[Recorded data]
━━━━
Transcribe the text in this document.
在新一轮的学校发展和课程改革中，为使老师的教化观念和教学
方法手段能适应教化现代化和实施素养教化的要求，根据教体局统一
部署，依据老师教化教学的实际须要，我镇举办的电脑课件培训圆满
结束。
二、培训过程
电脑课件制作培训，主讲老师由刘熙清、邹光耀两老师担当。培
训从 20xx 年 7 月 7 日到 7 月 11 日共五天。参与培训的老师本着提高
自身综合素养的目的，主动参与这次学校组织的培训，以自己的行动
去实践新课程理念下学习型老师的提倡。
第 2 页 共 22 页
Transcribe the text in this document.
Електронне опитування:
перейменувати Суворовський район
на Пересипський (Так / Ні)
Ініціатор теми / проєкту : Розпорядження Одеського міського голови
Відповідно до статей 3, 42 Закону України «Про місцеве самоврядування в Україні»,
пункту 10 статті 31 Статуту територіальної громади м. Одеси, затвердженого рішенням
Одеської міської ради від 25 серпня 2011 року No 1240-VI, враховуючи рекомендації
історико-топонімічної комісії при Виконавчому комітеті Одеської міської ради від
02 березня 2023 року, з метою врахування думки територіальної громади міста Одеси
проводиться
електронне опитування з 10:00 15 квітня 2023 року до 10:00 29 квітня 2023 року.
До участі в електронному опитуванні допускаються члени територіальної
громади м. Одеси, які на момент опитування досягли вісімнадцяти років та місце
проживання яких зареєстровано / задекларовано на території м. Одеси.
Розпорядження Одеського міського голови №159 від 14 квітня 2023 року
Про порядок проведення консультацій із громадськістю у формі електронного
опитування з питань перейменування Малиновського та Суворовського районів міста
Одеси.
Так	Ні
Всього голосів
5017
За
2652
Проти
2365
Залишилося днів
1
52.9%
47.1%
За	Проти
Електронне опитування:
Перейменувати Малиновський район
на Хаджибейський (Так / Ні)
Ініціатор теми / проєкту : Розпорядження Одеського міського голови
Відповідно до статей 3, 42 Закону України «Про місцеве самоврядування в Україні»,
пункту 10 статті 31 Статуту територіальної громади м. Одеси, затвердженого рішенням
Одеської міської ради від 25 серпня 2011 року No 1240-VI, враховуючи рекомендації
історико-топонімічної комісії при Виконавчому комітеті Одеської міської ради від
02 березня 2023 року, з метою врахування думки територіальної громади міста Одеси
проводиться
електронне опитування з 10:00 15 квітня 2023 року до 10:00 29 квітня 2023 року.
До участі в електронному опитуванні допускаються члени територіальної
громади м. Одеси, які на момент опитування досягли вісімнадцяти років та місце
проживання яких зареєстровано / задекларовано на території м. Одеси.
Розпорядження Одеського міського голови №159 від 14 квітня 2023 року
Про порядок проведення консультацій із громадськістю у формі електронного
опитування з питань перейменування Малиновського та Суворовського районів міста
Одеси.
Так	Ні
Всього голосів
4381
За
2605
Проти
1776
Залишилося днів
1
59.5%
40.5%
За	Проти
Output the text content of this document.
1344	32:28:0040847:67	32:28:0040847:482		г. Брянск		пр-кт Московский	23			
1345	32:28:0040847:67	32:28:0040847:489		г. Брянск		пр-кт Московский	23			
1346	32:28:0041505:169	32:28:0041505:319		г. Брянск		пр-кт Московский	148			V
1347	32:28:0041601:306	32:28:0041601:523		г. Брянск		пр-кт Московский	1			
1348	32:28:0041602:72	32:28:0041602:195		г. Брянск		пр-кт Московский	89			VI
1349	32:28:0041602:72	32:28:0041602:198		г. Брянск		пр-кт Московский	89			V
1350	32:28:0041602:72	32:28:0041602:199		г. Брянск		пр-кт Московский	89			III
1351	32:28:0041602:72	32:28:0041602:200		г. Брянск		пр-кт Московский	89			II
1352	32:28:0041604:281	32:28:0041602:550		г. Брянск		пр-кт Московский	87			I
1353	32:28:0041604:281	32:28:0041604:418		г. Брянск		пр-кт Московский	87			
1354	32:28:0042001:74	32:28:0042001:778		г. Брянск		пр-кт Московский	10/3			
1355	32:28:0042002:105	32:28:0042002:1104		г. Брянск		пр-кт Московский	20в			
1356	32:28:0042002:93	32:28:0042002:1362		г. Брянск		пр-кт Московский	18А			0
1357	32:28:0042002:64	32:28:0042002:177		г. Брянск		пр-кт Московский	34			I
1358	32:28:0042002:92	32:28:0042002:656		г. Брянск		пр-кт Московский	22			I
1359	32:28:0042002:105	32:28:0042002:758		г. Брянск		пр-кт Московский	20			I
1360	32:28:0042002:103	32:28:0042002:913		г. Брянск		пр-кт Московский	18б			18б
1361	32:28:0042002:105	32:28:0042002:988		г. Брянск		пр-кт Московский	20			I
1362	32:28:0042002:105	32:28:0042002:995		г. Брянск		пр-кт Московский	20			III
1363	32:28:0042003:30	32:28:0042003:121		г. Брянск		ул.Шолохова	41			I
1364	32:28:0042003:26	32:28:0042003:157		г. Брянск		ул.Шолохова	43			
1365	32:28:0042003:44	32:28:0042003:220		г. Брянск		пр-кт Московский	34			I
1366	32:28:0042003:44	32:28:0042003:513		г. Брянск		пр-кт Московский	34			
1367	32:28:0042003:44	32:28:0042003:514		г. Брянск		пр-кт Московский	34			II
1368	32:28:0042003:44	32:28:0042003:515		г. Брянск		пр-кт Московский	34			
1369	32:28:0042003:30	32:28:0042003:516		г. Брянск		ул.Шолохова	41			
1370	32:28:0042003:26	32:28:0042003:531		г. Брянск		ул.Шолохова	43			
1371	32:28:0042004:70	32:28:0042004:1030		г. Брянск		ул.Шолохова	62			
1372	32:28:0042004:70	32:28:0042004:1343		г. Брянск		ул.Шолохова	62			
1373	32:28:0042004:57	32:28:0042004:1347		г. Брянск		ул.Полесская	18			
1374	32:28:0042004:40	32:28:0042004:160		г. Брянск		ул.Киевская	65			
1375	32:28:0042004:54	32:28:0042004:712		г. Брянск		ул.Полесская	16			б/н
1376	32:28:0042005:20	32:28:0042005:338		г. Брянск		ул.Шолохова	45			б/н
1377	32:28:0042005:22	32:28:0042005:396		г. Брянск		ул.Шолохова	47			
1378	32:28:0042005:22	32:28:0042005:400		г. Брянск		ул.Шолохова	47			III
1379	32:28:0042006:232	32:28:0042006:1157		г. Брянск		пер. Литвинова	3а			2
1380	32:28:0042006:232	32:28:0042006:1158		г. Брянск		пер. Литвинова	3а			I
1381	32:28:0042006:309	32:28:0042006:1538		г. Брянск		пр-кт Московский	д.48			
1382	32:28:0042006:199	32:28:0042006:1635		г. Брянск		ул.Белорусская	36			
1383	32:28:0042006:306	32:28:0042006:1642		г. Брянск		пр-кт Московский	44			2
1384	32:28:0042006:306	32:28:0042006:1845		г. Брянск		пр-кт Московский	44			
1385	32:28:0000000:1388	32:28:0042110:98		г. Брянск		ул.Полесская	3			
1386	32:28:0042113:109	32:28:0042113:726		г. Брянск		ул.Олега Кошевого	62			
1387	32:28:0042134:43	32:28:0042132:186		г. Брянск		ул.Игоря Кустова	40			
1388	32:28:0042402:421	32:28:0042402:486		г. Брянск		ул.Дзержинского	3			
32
━━━━
Stated task — In the entries above, find the lines containing the word "Литвинова" and say how many there are, with no other words.

The output — 2